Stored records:
[start]
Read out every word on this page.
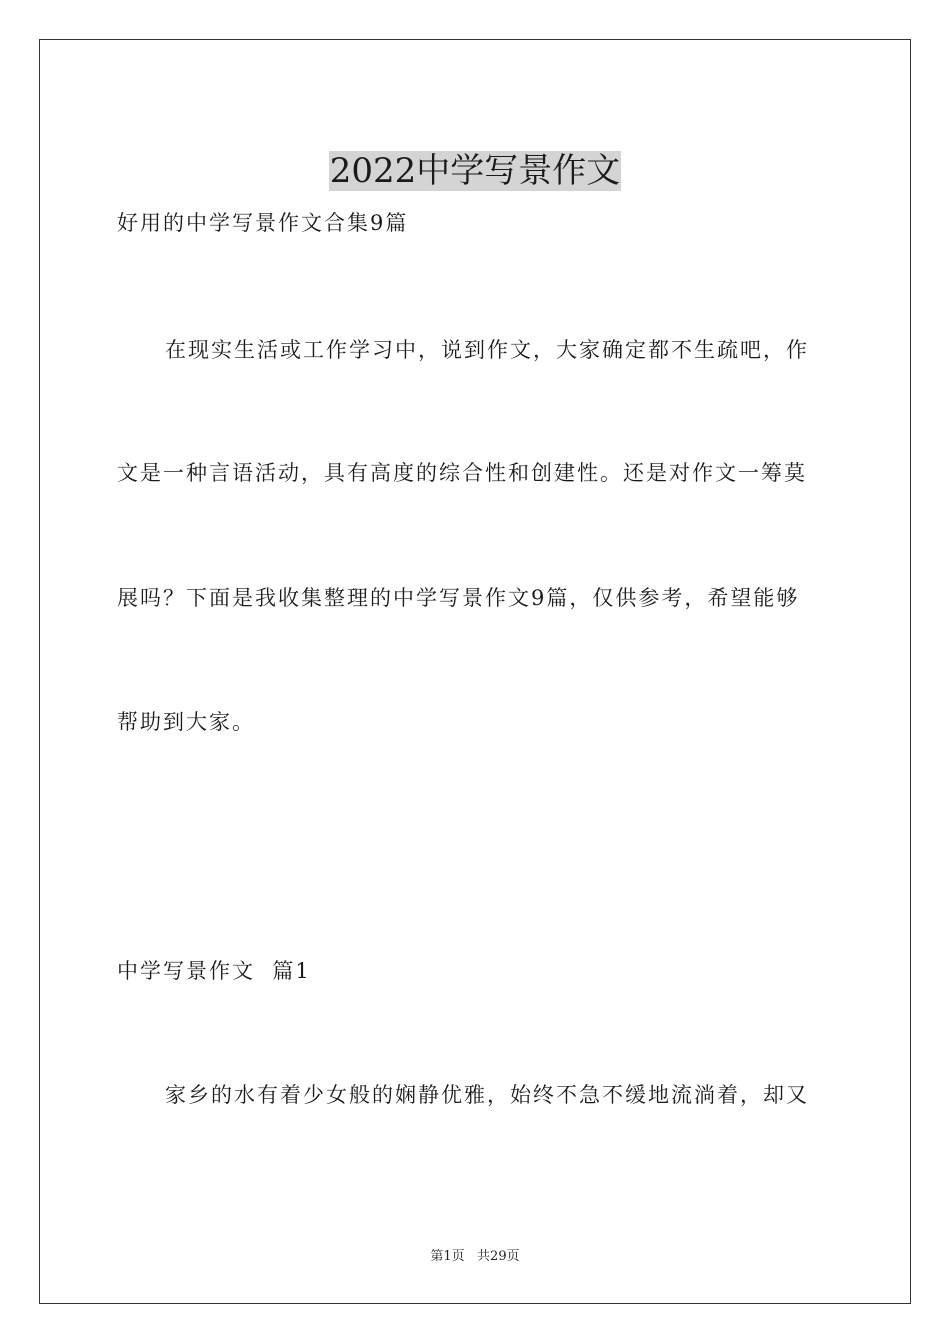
2022中学写景作文
好用的中学写景作文合集9篇
在现实生活或工作学习中，说到作文，大家确定都不生疏吧，作
文是一种言语活动，具有高度的综合性和创建性。还是对作文一筹莫
展吗？下面是我收集整理的中学写景作文9篇，仅供参考，希望能够
帮助到大家。
中学写景作文  篇1
家乡的水有着少女般的娴静优雅，始终不急不缓地流淌着，却又
第1页   共29页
[end]
DO THIS: Reproduce the full listing above verbatim, with no pictures included.

FULL SOLUTION:
Read out every word on this page.
2022中学写景作文
好用的中学写景作文合集9篇
在现实生活或工作学习中，说到作文，大家确定都不生疏吧，作
文是一种言语活动，具有高度的综合性和创建性。还是对作文一筹莫
展吗？下面是我收集整理的中学写景作文9篇，仅供参考，希望能够
帮助到大家。
中学写景作文  篇1
家乡的水有着少女般的娴静优雅，始终不急不缓地流淌着，却又
第1页   共29页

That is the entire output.